Written exercise:
Can you pull out, word for word, the lines in the records below from the one containing "alert-header: A short descriptive header xyxy=(85,40,287,57)" through the one containing "info-icon xyxy=(892,40,916,64)", both included, and nothing else?

Raw records:
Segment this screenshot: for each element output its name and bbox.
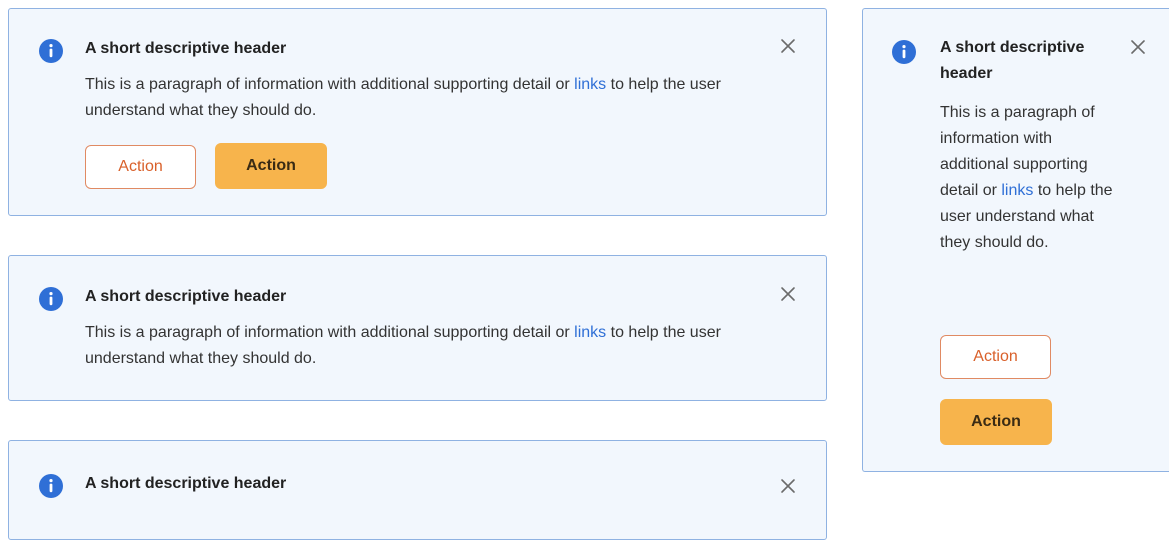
alert-header: A short descriptive header xyxy=(85,40,287,57)
alert-link[interactable]: links xyxy=(574,76,606,93)
info-alert: A short descriptive header This is a par… xyxy=(8,255,827,401)
info-icon xyxy=(892,40,916,64)
close-icon[interactable] xyxy=(779,477,797,495)
alert-header: A short descriptive header xyxy=(85,288,287,305)
info-icon xyxy=(39,39,63,63)
alert-body: This is a paragraph of information with … xyxy=(85,320,765,372)
info-icon xyxy=(39,474,63,498)
alert-body-text: This is a paragraph of information with … xyxy=(85,324,575,341)
info-alert-header-only: A short descriptive header xyxy=(8,440,827,540)
info-alert-narrow: A short descriptive header This is a par… xyxy=(862,8,1169,472)
alert-body: This is a paragraph of information with … xyxy=(85,72,765,124)
alert-header: A short descriptive header xyxy=(940,39,1085,82)
secondary-action-button[interactable]: Action xyxy=(85,145,196,189)
alert-header: A short descriptive header xyxy=(85,475,287,492)
primary-action-button[interactable]: Action xyxy=(940,399,1052,445)
alert-body-text: This is a paragraph of information with … xyxy=(85,76,575,93)
secondary-action-button[interactable]: Action xyxy=(940,335,1051,379)
alert-body: This is a paragraph of information with … xyxy=(940,100,1120,256)
alert-link[interactable]: links xyxy=(1001,182,1033,199)
info-alert-with-actions: A short descriptive header This is a par… xyxy=(8,8,827,216)
close-icon[interactable] xyxy=(779,285,797,303)
close-icon[interactable] xyxy=(779,37,797,55)
primary-action-button[interactable]: Action xyxy=(215,143,327,189)
close-icon[interactable] xyxy=(1129,38,1147,56)
alert-link[interactable]: links xyxy=(574,324,606,341)
info-icon xyxy=(39,287,63,311)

Output for this task:
alert-header: A short descriptive header xyxy=(85,40,287,57)
alert-link[interactable]: links xyxy=(574,76,606,93)
info-alert: A short descriptive header This is a par… xyxy=(8,255,827,401)
info-icon xyxy=(892,40,916,64)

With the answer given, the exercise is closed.